● WORK REQUIRED:
Write out each line in which the string "Median" is present.

-- Start RECORDS FOR THE EXERCISE --

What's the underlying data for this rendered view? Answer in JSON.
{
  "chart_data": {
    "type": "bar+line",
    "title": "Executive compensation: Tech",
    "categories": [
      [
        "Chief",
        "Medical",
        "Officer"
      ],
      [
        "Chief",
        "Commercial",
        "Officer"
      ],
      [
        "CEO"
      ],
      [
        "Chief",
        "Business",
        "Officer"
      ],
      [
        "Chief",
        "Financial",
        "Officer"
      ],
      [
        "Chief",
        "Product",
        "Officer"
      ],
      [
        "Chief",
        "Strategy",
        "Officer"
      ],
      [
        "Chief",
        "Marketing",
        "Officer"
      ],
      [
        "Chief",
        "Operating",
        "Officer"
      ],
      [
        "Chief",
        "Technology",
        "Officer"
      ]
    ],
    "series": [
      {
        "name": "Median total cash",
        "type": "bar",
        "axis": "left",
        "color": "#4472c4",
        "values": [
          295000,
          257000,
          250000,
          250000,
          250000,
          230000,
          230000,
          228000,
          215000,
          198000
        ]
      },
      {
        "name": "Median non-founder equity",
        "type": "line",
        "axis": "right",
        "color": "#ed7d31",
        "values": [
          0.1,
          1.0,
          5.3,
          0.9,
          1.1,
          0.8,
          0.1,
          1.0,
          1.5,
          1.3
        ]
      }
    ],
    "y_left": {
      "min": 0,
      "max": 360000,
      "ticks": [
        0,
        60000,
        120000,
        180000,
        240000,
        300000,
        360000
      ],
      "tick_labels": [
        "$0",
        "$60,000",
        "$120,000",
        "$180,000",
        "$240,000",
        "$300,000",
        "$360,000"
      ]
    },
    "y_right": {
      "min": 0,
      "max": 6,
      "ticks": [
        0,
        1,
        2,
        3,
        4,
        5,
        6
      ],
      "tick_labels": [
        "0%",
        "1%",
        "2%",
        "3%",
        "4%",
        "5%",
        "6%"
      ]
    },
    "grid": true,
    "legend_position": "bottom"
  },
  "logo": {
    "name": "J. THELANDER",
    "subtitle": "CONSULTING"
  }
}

-- End RECORDS FOR THE EXERCISE --

● RESULT OF THE EXERCISE:
        "name": "Median total cash",
        "name": "Median non-founder equity",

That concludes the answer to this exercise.